** SUPPLIED RECORDS **
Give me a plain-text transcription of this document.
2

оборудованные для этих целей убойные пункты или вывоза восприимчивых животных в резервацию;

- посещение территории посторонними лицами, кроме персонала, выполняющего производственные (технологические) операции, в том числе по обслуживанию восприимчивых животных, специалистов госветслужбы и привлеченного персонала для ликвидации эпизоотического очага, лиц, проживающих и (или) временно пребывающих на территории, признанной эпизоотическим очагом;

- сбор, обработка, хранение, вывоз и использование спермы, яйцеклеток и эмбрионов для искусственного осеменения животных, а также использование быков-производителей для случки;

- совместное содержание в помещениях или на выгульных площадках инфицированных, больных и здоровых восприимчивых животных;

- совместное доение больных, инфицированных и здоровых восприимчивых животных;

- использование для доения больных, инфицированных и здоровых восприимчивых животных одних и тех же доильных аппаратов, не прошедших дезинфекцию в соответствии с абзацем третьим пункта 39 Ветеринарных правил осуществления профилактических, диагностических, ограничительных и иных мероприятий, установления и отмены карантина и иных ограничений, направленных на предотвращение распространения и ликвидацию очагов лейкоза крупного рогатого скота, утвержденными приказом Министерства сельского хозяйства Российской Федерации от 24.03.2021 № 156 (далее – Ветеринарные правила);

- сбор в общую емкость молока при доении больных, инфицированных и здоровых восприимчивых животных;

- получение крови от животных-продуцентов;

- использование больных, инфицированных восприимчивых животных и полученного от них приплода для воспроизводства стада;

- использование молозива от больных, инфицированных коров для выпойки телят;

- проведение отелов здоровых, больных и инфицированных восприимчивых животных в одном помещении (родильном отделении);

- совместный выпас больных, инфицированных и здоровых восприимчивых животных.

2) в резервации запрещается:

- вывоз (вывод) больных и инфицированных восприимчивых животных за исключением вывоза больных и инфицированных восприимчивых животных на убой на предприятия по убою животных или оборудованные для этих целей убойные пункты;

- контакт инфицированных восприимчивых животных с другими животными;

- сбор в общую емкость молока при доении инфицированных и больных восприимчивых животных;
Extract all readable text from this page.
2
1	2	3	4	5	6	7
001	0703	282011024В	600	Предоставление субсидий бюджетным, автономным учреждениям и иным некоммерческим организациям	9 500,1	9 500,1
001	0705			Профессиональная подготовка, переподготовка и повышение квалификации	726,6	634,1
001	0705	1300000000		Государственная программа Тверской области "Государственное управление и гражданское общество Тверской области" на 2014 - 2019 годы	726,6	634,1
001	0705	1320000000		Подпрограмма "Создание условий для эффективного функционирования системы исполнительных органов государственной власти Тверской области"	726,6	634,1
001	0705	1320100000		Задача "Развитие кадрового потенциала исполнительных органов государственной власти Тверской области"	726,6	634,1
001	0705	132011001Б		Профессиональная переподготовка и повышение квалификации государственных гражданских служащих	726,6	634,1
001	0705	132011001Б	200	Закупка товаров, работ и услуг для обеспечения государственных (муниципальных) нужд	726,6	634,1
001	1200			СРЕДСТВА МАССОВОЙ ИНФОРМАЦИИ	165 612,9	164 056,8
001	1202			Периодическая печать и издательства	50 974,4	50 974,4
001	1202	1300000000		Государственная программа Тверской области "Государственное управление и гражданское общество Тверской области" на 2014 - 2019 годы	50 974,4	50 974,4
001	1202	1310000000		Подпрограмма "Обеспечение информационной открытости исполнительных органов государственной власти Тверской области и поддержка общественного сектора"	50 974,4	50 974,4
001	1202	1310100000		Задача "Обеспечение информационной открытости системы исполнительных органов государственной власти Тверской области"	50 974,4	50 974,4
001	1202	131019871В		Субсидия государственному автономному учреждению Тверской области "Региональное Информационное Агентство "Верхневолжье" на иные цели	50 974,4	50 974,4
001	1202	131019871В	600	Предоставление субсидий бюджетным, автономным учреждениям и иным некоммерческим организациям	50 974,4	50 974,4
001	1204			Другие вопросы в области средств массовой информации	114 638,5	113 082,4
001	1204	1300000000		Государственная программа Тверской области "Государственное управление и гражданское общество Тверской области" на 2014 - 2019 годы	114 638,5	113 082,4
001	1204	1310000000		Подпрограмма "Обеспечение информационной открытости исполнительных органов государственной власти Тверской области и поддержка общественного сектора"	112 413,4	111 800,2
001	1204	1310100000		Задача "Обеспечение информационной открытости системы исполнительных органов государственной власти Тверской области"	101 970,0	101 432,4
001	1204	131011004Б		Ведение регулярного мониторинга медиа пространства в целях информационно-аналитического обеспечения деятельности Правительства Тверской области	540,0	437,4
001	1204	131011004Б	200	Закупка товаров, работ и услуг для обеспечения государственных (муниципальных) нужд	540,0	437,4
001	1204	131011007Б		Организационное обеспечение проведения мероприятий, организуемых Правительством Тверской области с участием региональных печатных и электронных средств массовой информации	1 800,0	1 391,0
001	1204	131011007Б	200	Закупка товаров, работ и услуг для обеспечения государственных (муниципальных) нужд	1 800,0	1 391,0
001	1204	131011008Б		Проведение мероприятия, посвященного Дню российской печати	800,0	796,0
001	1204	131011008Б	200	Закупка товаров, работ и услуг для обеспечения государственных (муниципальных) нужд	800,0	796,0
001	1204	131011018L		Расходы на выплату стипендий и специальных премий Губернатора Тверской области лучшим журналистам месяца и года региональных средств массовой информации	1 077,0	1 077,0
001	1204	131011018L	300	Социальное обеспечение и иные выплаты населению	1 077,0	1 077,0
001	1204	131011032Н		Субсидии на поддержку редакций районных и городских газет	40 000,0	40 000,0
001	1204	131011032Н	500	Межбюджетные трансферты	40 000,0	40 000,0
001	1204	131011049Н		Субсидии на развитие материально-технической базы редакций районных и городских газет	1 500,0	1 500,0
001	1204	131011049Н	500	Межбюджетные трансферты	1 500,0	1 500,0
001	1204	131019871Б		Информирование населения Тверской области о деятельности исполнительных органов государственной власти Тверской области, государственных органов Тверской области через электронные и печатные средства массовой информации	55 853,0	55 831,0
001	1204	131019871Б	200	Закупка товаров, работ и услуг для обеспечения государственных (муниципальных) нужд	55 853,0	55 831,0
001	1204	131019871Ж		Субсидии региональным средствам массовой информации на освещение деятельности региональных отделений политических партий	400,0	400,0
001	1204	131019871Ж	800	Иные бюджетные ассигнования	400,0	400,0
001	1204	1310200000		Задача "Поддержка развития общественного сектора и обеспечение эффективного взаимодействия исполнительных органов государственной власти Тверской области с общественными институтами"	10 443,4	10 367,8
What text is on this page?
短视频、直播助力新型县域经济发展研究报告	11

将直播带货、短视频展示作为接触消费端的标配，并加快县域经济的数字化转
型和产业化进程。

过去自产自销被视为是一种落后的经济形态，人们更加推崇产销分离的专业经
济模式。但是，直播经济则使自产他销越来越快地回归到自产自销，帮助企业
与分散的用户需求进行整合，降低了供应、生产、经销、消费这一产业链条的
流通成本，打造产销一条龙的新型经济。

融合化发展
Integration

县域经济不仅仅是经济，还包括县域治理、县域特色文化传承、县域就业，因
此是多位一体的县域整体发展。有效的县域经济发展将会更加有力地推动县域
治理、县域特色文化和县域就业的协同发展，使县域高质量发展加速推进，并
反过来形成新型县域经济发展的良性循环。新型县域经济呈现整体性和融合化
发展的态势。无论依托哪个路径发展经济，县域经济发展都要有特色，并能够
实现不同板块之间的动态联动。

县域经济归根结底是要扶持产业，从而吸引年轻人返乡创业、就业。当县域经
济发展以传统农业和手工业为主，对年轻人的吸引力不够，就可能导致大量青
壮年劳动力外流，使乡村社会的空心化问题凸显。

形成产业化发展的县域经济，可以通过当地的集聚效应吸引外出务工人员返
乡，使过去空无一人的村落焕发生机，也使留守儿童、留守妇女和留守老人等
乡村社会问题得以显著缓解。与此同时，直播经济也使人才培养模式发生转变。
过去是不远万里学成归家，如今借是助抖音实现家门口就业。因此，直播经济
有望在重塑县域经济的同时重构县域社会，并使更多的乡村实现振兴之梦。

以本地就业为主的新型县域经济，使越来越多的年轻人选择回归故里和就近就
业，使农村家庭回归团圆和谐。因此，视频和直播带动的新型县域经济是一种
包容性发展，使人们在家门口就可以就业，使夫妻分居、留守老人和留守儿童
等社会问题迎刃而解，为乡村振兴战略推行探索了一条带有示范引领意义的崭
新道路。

** THE REQUEST **
List all lines holding the string "учреждениям".

** RESPONSE TO THIS TASK **
001	0703	282011024В	600	Предоставление субсидий бюджетным, автономным учреждениям и иным некоммерческим организациям	9 500,1	9 500,1
001	1202	131019871В	600	Предоставление субсидий бюджетным, автономным учреждениям и иным некоммерческим организациям	50 974,4	50 974,4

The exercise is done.